╔══
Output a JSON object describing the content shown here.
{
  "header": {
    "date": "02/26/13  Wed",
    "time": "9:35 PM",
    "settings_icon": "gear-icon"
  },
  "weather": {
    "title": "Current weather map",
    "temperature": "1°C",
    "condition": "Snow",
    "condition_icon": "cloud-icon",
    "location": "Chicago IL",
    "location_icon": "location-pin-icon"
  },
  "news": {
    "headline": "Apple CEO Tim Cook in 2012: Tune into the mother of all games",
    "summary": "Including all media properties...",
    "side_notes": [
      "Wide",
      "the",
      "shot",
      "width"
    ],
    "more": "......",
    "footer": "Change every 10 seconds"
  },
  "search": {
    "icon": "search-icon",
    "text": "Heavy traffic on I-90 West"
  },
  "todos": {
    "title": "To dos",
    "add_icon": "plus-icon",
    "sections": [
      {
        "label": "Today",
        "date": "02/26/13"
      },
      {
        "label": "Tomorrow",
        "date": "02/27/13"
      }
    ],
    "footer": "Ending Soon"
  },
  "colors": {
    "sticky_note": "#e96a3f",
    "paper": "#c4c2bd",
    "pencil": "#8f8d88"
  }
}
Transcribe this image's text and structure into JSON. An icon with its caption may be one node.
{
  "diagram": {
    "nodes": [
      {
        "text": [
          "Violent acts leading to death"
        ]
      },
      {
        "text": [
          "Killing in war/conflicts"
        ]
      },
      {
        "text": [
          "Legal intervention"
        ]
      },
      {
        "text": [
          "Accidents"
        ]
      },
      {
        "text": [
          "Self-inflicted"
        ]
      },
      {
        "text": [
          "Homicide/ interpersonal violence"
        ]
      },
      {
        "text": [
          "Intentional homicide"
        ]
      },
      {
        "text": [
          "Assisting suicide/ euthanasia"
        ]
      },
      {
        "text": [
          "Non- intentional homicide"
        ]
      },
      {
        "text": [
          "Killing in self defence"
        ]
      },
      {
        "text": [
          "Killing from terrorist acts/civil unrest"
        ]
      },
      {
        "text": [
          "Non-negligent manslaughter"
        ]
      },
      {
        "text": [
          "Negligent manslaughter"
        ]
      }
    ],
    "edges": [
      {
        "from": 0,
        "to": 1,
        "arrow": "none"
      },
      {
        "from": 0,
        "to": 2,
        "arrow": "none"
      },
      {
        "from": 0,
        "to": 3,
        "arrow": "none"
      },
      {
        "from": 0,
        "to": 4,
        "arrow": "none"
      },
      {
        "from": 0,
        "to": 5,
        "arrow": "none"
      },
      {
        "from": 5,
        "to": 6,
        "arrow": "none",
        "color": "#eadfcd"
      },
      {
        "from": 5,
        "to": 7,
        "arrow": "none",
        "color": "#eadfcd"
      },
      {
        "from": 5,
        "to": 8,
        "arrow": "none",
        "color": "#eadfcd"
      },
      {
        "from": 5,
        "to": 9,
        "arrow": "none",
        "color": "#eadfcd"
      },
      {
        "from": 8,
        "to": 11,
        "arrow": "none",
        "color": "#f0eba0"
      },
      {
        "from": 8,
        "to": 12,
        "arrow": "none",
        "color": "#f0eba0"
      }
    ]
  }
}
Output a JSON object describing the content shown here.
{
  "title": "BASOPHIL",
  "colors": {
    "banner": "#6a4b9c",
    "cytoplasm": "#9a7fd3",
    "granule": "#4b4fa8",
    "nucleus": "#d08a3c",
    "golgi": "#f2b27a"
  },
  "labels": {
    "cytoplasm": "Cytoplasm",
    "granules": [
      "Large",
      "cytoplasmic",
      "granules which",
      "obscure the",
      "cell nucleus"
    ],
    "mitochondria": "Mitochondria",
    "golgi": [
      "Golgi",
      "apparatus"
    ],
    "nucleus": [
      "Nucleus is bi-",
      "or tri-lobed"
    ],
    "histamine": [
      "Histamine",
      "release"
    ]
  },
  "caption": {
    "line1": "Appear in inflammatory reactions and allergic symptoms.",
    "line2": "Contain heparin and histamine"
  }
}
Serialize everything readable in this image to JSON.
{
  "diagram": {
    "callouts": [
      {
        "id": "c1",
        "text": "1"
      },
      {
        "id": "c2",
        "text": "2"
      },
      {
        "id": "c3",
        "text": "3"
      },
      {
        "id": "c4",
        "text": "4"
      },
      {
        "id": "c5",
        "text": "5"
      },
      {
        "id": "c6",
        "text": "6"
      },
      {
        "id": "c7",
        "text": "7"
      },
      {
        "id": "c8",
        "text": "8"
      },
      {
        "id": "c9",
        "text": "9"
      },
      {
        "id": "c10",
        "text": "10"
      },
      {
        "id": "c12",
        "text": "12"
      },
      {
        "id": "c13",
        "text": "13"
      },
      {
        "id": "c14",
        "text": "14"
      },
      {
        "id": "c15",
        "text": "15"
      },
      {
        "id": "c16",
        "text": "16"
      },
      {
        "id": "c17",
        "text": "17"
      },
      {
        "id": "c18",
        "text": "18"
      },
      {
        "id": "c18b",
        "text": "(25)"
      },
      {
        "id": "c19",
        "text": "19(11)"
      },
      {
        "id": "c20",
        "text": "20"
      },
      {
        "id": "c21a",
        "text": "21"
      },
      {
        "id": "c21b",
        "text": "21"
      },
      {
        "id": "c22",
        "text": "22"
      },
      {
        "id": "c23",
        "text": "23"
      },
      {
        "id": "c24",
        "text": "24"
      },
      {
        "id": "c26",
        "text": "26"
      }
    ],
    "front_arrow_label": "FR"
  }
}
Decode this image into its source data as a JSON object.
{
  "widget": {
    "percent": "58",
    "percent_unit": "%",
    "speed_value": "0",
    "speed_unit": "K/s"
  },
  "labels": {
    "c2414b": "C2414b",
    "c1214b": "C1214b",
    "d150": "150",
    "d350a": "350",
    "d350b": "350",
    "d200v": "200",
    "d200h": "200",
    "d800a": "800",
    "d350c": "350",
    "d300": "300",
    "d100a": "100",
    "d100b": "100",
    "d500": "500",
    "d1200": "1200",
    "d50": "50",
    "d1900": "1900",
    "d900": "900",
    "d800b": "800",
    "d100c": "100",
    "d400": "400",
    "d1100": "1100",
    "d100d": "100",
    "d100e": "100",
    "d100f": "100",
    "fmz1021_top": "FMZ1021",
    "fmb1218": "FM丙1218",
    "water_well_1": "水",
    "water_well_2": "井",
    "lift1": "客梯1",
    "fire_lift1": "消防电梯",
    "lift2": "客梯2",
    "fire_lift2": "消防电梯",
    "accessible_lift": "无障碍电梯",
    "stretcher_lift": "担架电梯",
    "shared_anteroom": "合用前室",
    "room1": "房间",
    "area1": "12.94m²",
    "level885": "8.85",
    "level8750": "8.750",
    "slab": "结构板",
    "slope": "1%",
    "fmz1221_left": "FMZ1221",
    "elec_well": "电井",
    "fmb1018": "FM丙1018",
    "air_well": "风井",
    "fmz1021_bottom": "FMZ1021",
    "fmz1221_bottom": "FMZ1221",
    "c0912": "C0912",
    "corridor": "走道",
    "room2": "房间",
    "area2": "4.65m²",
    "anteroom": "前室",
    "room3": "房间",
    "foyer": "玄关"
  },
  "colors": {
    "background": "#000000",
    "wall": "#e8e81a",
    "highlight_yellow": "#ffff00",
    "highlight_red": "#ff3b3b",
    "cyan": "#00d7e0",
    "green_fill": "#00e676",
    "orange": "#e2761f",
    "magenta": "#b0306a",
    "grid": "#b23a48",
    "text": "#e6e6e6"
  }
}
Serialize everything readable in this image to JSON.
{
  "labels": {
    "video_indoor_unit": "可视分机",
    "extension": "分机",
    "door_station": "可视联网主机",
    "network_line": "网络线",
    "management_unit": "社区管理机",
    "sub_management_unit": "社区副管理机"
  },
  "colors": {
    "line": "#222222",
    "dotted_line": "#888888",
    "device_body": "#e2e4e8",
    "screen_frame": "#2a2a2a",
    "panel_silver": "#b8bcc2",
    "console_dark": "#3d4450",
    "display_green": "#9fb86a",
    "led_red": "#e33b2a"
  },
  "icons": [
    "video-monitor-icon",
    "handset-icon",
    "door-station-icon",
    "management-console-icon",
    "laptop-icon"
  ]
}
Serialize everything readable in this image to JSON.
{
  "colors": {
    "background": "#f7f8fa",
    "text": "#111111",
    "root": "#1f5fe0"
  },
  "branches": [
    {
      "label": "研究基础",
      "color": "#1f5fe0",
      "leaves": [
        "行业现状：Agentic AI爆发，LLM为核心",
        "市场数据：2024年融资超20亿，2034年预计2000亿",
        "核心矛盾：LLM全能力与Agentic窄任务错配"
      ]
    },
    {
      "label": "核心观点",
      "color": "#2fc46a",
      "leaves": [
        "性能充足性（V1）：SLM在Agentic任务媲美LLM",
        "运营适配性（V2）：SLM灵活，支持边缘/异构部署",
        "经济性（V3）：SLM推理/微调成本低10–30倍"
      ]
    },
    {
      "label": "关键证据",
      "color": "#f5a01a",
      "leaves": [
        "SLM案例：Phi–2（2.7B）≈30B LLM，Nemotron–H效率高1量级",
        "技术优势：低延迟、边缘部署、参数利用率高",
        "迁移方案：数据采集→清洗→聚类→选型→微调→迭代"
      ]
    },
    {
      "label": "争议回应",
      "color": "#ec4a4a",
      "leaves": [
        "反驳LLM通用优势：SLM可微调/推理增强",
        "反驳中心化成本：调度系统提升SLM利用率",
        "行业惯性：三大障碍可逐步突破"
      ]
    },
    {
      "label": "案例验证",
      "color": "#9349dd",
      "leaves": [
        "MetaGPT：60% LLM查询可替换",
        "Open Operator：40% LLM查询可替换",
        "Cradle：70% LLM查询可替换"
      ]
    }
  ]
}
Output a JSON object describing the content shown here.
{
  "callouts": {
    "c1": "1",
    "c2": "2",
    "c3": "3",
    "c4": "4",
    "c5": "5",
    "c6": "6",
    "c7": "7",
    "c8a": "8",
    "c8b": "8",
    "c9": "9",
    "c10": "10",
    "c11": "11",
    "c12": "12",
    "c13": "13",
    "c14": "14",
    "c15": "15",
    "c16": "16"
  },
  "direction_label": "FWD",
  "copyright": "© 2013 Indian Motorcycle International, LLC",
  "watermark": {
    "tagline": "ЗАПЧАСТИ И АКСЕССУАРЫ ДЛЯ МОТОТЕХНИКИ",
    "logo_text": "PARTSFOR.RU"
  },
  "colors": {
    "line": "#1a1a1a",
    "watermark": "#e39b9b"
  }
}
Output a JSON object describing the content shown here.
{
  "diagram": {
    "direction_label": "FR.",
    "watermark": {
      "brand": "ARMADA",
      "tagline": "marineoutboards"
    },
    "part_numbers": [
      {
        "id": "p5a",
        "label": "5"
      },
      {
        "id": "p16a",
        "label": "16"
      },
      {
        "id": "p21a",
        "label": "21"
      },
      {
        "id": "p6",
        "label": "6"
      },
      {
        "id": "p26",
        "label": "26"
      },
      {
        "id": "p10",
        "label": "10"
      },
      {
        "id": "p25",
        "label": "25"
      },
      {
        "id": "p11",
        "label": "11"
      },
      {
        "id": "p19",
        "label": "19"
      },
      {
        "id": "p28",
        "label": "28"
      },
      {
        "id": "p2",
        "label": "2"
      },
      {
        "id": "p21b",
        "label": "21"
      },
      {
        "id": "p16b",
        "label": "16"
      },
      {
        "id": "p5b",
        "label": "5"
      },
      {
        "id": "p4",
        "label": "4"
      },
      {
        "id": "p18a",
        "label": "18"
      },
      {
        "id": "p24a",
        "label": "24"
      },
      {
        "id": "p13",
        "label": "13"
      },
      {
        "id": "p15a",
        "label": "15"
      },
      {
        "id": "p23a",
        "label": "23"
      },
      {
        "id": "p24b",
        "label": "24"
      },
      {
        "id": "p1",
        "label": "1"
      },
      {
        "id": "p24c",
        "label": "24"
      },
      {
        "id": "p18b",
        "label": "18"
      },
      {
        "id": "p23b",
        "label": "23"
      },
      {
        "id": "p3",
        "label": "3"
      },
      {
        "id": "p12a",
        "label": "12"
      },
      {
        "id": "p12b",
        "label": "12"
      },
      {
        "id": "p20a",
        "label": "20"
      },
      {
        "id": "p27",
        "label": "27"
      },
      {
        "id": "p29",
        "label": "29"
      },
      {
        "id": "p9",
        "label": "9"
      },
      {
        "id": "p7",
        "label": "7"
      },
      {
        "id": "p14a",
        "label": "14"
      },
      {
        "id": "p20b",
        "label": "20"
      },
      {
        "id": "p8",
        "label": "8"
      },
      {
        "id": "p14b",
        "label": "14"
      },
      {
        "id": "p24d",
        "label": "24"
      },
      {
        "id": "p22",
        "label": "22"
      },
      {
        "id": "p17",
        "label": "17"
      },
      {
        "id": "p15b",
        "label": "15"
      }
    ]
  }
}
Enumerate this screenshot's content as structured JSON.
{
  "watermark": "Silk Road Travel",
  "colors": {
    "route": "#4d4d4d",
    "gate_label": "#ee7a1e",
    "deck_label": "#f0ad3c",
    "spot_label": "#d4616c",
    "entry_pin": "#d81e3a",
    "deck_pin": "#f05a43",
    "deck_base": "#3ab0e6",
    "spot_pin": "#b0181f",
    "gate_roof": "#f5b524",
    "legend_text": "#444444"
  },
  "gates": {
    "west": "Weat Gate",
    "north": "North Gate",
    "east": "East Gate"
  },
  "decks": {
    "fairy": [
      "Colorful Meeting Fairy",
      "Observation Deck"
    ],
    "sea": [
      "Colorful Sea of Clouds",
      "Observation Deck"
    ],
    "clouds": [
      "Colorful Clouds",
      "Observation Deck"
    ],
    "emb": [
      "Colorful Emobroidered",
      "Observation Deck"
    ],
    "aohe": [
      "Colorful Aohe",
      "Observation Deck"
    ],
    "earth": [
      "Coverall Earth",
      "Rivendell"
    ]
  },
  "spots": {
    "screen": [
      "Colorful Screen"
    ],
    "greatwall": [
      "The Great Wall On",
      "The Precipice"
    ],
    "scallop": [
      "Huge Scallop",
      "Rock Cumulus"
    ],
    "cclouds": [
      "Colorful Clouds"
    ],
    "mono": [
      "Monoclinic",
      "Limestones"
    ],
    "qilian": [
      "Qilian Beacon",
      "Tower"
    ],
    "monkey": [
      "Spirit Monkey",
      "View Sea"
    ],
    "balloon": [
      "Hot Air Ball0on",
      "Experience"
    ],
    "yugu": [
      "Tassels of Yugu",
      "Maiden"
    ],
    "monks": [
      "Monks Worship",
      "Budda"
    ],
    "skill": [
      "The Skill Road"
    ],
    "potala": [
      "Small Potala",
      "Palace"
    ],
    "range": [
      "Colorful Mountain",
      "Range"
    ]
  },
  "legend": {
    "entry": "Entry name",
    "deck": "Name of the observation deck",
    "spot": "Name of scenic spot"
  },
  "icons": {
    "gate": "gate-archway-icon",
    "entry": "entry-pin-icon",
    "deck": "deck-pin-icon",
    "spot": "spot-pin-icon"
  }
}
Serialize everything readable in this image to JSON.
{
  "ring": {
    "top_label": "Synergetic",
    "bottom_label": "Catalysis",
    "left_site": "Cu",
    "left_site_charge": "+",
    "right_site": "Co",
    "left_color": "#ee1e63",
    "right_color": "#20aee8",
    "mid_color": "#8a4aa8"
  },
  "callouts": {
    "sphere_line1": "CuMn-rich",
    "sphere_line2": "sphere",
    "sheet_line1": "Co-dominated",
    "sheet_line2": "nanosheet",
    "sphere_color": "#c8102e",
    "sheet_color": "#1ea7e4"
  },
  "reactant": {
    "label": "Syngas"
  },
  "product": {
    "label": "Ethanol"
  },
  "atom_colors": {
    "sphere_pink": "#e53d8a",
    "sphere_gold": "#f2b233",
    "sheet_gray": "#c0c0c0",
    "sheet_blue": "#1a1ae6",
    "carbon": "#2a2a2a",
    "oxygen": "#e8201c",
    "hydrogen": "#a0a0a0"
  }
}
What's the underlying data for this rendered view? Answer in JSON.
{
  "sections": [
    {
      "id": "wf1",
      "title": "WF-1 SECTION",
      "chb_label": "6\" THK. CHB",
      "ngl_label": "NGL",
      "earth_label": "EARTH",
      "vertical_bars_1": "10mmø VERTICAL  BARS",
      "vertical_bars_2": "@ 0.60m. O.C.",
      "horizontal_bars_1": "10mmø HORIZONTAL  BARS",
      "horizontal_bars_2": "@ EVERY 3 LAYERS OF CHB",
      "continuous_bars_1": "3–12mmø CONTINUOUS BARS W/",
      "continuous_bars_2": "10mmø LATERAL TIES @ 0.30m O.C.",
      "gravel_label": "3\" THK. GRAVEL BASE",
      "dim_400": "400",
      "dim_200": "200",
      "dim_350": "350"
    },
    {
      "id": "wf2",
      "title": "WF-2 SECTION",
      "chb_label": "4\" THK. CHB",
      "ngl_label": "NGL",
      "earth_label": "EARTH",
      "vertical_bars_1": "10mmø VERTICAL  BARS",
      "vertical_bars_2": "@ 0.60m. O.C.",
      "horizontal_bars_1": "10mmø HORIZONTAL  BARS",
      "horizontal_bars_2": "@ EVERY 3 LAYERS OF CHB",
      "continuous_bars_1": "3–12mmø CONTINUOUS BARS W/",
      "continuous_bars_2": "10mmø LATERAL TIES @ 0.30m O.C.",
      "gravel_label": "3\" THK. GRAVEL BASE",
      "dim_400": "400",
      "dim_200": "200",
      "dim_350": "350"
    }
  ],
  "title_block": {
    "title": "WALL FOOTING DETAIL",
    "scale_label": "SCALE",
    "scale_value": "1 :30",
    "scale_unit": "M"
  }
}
╚══
Task instructions.
Search the lines for the word "tagline" and report how many contain it, by number only.

Written solution.
2